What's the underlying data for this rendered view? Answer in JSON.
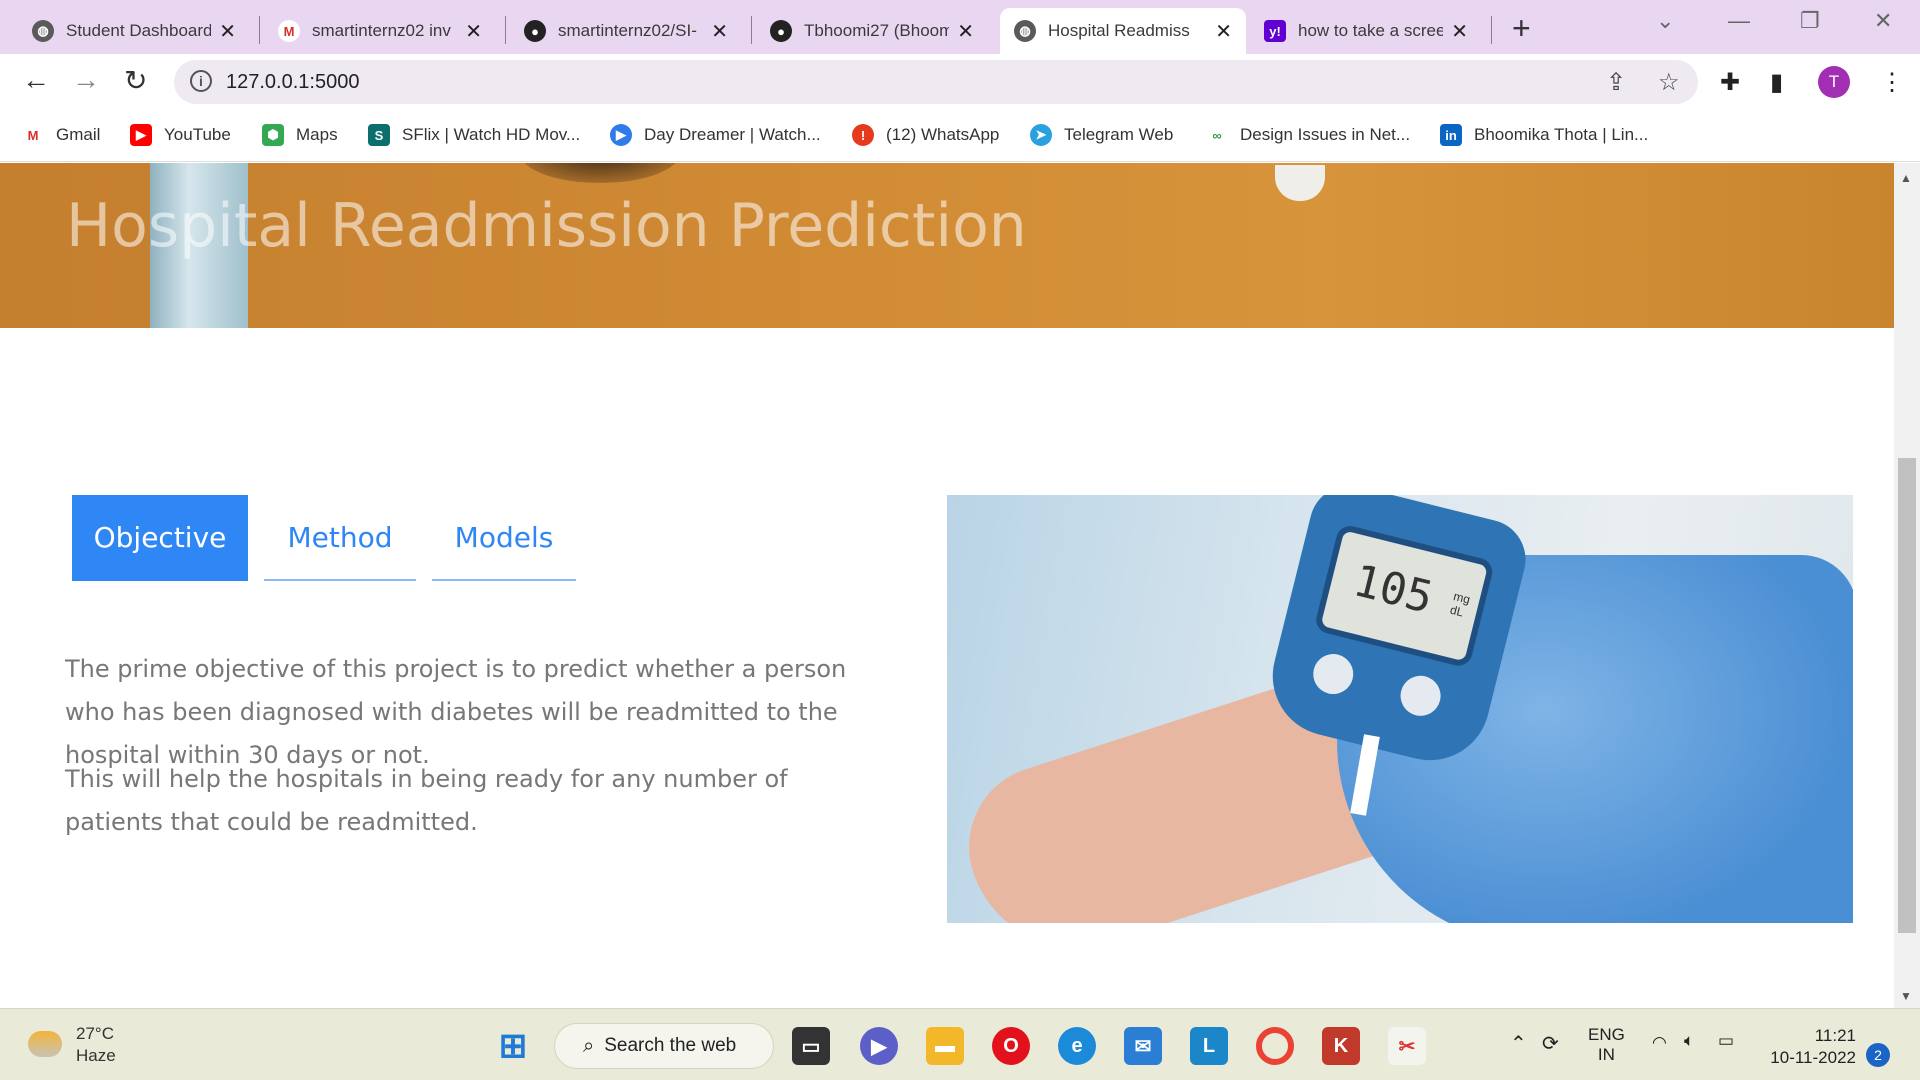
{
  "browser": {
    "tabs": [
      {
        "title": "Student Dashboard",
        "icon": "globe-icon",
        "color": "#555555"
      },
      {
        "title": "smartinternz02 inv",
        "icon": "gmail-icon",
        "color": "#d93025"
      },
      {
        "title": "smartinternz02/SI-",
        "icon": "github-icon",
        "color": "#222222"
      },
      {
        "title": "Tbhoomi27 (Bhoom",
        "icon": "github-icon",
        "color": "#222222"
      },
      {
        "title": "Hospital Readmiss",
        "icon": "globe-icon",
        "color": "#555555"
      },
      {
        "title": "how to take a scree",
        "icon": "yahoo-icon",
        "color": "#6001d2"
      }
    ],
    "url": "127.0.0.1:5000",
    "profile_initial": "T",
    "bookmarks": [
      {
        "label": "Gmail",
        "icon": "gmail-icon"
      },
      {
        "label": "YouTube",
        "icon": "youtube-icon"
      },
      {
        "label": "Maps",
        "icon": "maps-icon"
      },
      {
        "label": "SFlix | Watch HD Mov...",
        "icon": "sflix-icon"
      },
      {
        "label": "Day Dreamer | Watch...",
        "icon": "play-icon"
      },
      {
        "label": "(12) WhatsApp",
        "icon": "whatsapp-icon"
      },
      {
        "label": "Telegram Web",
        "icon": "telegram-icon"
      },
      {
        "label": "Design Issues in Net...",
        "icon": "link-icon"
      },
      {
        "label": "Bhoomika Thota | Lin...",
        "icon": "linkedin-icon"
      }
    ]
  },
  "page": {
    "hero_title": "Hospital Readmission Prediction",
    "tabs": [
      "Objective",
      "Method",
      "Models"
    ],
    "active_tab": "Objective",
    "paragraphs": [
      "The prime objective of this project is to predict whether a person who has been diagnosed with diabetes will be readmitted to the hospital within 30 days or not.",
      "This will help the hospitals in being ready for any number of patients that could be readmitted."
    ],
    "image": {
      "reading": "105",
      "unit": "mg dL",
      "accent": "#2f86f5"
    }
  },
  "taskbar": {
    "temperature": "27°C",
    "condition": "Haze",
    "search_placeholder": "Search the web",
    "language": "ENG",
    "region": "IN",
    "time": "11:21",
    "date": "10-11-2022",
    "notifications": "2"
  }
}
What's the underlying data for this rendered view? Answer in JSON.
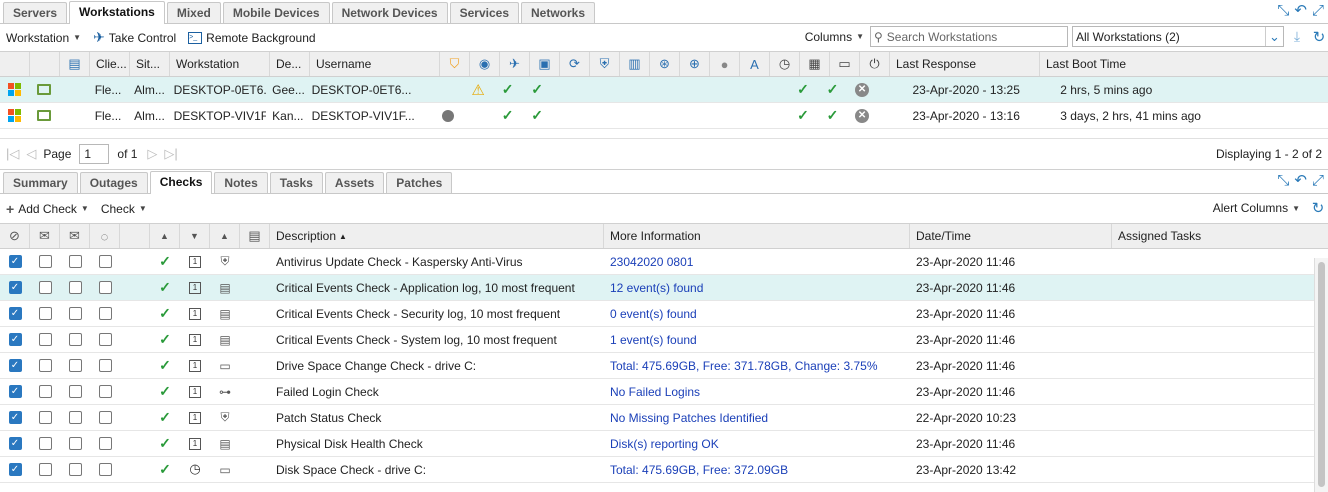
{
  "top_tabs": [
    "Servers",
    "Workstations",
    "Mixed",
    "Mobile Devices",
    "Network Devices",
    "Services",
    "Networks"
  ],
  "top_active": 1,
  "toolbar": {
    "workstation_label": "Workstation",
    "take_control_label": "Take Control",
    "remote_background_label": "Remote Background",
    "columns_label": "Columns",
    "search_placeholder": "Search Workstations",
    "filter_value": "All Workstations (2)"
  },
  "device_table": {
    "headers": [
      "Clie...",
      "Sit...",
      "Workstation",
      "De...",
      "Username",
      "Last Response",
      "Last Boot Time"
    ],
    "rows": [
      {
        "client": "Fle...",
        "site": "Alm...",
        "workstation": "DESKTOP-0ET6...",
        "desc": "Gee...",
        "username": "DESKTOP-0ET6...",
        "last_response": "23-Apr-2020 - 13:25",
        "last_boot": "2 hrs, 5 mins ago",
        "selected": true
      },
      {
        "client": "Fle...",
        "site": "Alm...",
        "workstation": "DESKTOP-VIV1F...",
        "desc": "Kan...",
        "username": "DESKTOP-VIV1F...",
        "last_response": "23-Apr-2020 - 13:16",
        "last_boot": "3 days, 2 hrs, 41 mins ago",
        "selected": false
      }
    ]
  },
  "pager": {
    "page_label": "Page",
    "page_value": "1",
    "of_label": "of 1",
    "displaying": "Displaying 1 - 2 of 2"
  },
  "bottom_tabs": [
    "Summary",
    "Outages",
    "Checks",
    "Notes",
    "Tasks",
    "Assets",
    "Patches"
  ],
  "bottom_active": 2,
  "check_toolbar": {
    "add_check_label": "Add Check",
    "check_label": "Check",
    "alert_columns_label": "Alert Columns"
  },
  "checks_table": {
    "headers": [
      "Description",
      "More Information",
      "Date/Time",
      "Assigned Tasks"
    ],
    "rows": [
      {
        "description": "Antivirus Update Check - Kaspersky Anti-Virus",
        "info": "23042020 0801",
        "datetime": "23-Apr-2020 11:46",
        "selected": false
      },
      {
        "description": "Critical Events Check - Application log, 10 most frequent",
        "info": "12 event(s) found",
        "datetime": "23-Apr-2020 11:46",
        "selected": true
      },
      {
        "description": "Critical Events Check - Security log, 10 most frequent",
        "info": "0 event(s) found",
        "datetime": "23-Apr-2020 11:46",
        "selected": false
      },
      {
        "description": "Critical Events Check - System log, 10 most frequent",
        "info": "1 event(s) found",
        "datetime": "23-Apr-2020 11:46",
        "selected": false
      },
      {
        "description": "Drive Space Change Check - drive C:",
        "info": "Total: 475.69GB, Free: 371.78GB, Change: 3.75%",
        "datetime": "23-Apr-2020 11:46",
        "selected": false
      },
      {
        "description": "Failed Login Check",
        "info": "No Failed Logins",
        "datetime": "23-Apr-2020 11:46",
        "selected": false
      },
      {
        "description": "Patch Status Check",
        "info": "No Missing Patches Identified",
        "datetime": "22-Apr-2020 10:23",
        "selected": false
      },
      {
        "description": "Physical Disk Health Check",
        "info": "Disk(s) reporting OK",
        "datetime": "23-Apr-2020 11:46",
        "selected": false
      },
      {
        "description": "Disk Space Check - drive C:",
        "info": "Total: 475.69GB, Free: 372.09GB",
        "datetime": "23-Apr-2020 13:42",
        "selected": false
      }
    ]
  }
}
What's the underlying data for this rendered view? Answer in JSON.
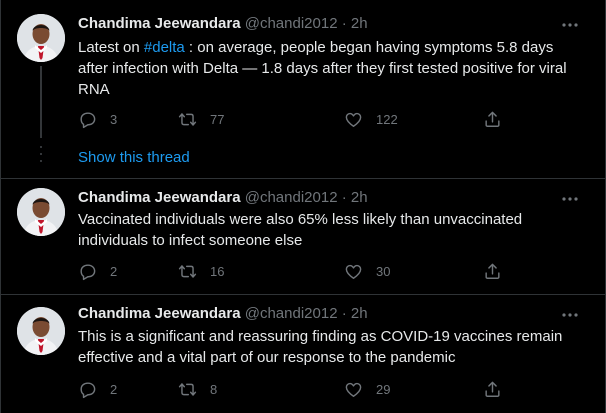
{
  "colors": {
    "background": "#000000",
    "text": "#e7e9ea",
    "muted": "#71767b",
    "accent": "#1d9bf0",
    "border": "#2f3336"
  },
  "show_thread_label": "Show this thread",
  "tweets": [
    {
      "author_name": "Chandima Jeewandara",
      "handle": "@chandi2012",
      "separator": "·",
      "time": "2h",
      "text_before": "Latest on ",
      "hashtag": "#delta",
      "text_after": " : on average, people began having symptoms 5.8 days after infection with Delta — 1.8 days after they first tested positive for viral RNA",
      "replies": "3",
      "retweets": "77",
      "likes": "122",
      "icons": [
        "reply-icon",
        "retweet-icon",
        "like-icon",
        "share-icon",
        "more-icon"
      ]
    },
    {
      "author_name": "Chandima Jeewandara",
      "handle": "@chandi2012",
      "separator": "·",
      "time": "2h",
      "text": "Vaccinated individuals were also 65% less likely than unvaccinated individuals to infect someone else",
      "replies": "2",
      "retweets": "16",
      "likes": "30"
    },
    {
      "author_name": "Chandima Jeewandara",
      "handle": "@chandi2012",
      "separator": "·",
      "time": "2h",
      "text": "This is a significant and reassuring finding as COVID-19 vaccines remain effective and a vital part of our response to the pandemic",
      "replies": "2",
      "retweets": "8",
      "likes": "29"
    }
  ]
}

■ Brief
When you set down the material above, keep every word exact and include no pictures.

■ Expected output
What's the underlying data for this rendered view? Answer in JSON.
{
  "browser": {
    "tabs": [
      {
        "title": "Student Dashboard",
        "icon": "globe-icon",
        "color": "#555555"
      },
      {
        "title": "smartinternz02 inv",
        "icon": "gmail-icon",
        "color": "#d93025"
      },
      {
        "title": "smartinternz02/SI-",
        "icon": "github-icon",
        "color": "#222222"
      },
      {
        "title": "Tbhoomi27 (Bhoom",
        "icon": "github-icon",
        "color": "#222222"
      },
      {
        "title": "Hospital Readmiss",
        "icon": "globe-icon",
        "color": "#555555"
      },
      {
        "title": "how to take a scree",
        "icon": "yahoo-icon",
        "color": "#6001d2"
      }
    ],
    "url": "127.0.0.1:5000",
    "profile_initial": "T",
    "bookmarks": [
      {
        "label": "Gmail",
        "icon": "gmail-icon"
      },
      {
        "label": "YouTube",
        "icon": "youtube-icon"
      },
      {
        "label": "Maps",
        "icon": "maps-icon"
      },
      {
        "label": "SFlix | Watch HD Mov...",
        "icon": "sflix-icon"
      },
      {
        "label": "Day Dreamer | Watch...",
        "icon": "play-icon"
      },
      {
        "label": "(12) WhatsApp",
        "icon": "whatsapp-icon"
      },
      {
        "label": "Telegram Web",
        "icon": "telegram-icon"
      },
      {
        "label": "Design Issues in Net...",
        "icon": "link-icon"
      },
      {
        "label": "Bhoomika Thota | Lin...",
        "icon": "linkedin-icon"
      }
    ]
  },
  "page": {
    "hero_title": "Hospital Readmission Prediction",
    "tabs": [
      "Objective",
      "Method",
      "Models"
    ],
    "active_tab": "Objective",
    "paragraphs": [
      "The prime objective of this project is to predict whether a person who has been diagnosed with diabetes will be readmitted to the hospital within 30 days or not.",
      "This will help the hospitals in being ready for any number of patients that could be readmitted."
    ],
    "image": {
      "reading": "105",
      "unit": "mg dL",
      "accent": "#2f86f5"
    }
  },
  "taskbar": {
    "temperature": "27°C",
    "condition": "Haze",
    "search_placeholder": "Search the web",
    "language": "ENG",
    "region": "IN",
    "time": "11:21",
    "date": "10-11-2022",
    "notifications": "2"
  }
}
What's the underlying data for this rendered view? Answer in JSON.
{
  "top_tabs": [
    "Servers",
    "Workstations",
    "Mixed",
    "Mobile Devices",
    "Network Devices",
    "Services",
    "Networks"
  ],
  "top_active": 1,
  "toolbar": {
    "workstation_label": "Workstation",
    "take_control_label": "Take Control",
    "remote_background_label": "Remote Background",
    "columns_label": "Columns",
    "search_placeholder": "Search Workstations",
    "filter_value": "All Workstations (2)"
  },
  "device_table": {
    "headers": [
      "Clie...",
      "Sit...",
      "Workstation",
      "De...",
      "Username",
      "Last Response",
      "Last Boot Time"
    ],
    "rows": [
      {
        "client": "Fle...",
        "site": "Alm...",
        "workstation": "DESKTOP-0ET6...",
        "desc": "Gee...",
        "username": "DESKTOP-0ET6...",
        "last_response": "23-Apr-2020 - 13:25",
        "last_boot": "2 hrs, 5 mins ago",
        "selected": true
      },
      {
        "client": "Fle...",
        "site": "Alm...",
        "workstation": "DESKTOP-VIV1F...",
        "desc": "Kan...",
        "username": "DESKTOP-VIV1F...",
        "last_response": "23-Apr-2020 - 13:16",
        "last_boot": "3 days, 2 hrs, 41 mins ago",
        "selected": false
      }
    ]
  },
  "pager": {
    "page_label": "Page",
    "page_value": "1",
    "of_label": "of 1",
    "displaying": "Displaying 1 - 2 of 2"
  },
  "bottom_tabs": [
    "Summary",
    "Outages",
    "Checks",
    "Notes",
    "Tasks",
    "Assets",
    "Patches"
  ],
  "bottom_active": 2,
  "check_toolbar": {
    "add_check_label": "Add Check",
    "check_label": "Check",
    "alert_columns_label": "Alert Columns"
  },
  "checks_table": {
    "headers": [
      "Description",
      "More Information",
      "Date/Time",
      "Assigned Tasks"
    ],
    "rows": [
      {
        "description": "Antivirus Update Check - Kaspersky Anti-Virus",
        "info": "23042020 0801",
        "datetime": "23-Apr-2020 11:46",
        "selected": false
      },
      {
        "description": "Critical Events Check - Application log, 10 most frequent",
        "info": "12 event(s) found",
        "datetime": "23-Apr-2020 11:46",
        "selected": true
      },
      {
        "description": "Critical Events Check - Security log, 10 most frequent",
        "info": "0 event(s) found",
        "datetime": "23-Apr-2020 11:46",
        "selected": false
      },
      {
        "description": "Critical Events Check - System log, 10 most frequent",
        "info": "1 event(s) found",
        "datetime": "23-Apr-2020 11:46",
        "selected": false
      },
      {
        "description": "Drive Space Change Check - drive C:",
        "info": "Total: 475.69GB, Free: 371.78GB, Change: 3.75%",
        "datetime": "23-Apr-2020 11:46",
        "selected": false
      },
      {
        "description": "Failed Login Check",
        "info": "No Failed Logins",
        "datetime": "23-Apr-2020 11:46",
        "selected": false
      },
      {
        "description": "Patch Status Check",
        "info": "No Missing Patches Identified",
        "datetime": "22-Apr-2020 10:23",
        "selected": false
      },
      {
        "description": "Physical Disk Health Check",
        "info": "Disk(s) reporting OK",
        "datetime": "23-Apr-2020 11:46",
        "selected": false
      },
      {
        "description": "Disk Space Check - drive C:",
        "info": "Total: 475.69GB, Free: 372.09GB",
        "datetime": "23-Apr-2020 13:42",
        "selected": false
      }
    ]
  }
}
What's the underlying data for this rendered view? Answer in JSON.
{
  "colors": {
    "background": "#000000",
    "text": "#e7e9ea",
    "muted": "#71767b",
    "accent": "#1d9bf0",
    "border": "#2f3336"
  },
  "show_thread_label": "Show this thread",
  "tweets": [
    {
      "author_name": "Chandima Jeewandara",
      "handle": "@chandi2012",
      "separator": "·",
      "time": "2h",
      "text_before": "Latest on ",
      "hashtag": "#delta",
      "text_after": " : on average, people began having symptoms 5.8 days after infection with Delta — 1.8 days after they first tested positive for viral RNA",
      "replies": "3",
      "retweets": "77",
      "likes": "122",
      "icons": [
        "reply-icon",
        "retweet-icon",
        "like-icon",
        "share-icon",
        "more-icon"
      ]
    },
    {
      "author_name": "Chandima Jeewandara",
      "handle": "@chandi2012",
      "separator": "·",
      "time": "2h",
      "text": "Vaccinated individuals were also 65% less likely than unvaccinated individuals to infect someone else",
      "replies": "2",
      "retweets": "16",
      "likes": "30"
    },
    {
      "author_name": "Chandima Jeewandara",
      "handle": "@chandi2012",
      "separator": "·",
      "time": "2h",
      "text": "This is a significant and reassuring finding as COVID-19 vaccines remain effective and a vital part of our response to the pandemic",
      "replies": "2",
      "retweets": "8",
      "likes": "29"
    }
  ]
}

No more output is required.